» Exercise objective:
Below are entries. Pull out all lines containing "Asymp".

%%

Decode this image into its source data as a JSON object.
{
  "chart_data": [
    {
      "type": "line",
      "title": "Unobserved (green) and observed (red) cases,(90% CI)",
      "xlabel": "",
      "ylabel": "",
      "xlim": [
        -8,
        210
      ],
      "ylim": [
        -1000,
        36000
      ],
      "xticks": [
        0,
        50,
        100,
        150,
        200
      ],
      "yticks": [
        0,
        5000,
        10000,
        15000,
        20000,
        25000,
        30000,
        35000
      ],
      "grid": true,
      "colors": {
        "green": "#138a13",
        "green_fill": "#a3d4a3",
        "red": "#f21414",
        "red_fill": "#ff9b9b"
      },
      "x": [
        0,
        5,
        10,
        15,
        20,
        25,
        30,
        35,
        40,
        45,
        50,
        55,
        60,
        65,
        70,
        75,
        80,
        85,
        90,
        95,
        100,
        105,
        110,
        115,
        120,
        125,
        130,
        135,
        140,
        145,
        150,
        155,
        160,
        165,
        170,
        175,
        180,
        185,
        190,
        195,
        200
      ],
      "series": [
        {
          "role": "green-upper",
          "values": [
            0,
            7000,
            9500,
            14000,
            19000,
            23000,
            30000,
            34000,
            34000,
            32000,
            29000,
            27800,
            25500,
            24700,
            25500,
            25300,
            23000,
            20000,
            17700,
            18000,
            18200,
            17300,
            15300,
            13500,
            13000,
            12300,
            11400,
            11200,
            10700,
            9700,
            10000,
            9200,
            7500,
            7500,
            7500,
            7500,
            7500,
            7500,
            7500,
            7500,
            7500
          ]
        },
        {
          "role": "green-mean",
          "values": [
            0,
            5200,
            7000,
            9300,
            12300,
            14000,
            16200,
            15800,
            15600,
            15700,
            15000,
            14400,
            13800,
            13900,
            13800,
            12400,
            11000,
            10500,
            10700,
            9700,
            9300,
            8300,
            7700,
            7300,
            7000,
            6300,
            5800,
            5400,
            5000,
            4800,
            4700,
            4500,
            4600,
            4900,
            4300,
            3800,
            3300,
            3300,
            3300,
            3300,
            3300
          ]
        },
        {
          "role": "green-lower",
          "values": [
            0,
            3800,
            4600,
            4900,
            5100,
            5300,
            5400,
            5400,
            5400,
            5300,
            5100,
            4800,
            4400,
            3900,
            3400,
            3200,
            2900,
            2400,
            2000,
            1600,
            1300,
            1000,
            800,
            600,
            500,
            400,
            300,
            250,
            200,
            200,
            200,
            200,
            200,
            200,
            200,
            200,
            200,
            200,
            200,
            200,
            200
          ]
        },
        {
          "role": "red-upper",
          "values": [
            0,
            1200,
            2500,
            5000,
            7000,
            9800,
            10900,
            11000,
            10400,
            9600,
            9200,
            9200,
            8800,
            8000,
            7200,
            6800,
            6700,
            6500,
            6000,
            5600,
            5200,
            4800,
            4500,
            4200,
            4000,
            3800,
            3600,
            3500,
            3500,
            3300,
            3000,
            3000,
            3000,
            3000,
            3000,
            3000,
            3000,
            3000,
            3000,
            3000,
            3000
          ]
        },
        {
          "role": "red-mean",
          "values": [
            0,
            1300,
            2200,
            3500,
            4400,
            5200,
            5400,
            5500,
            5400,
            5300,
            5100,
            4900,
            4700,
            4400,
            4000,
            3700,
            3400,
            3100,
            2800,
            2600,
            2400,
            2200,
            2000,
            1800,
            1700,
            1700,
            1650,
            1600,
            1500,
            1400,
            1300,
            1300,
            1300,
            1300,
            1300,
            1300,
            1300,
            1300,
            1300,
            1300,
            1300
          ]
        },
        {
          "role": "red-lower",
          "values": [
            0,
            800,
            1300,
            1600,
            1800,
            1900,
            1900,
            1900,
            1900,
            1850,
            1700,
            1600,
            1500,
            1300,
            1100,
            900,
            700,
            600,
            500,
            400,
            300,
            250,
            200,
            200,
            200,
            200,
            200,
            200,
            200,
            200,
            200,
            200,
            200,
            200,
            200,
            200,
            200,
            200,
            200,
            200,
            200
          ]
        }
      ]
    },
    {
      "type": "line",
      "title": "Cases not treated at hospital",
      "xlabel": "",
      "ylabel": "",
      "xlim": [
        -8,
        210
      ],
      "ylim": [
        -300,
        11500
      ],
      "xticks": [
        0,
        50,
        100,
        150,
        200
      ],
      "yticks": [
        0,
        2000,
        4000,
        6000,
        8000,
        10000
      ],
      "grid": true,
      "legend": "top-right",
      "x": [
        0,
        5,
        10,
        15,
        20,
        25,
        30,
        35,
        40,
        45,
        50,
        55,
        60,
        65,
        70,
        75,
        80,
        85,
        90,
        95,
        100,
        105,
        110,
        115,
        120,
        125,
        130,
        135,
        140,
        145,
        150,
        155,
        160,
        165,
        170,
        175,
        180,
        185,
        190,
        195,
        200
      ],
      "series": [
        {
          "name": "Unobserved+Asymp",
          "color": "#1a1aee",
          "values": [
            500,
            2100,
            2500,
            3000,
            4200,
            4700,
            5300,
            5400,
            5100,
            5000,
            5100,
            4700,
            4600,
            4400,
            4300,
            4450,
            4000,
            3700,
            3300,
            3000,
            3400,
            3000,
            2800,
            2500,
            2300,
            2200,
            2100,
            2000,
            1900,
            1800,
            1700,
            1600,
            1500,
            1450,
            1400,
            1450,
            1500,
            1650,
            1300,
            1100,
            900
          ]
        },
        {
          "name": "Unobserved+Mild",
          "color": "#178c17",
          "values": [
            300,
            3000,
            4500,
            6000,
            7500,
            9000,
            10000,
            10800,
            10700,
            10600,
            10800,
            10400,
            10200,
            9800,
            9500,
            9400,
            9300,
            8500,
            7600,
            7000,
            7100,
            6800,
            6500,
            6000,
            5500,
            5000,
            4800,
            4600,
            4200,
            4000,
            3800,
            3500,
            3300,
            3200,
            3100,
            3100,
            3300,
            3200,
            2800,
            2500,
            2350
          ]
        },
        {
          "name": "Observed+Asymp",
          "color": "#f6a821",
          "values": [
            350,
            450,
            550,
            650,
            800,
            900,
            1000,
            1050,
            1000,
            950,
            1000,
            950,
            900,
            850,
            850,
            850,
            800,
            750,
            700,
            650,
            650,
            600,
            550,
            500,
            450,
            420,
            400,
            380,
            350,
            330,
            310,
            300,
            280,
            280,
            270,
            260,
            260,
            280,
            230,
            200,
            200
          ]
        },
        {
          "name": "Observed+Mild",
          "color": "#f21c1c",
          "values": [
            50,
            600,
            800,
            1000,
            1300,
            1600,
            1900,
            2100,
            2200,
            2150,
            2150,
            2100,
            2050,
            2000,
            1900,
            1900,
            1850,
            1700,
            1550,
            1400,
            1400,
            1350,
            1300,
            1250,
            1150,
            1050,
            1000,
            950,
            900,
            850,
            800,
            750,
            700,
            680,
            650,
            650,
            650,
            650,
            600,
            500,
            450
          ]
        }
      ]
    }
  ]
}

%%

» Exercise result:
          "name": "Unobserved+Asymp",
          "name": "Observed+Asymp",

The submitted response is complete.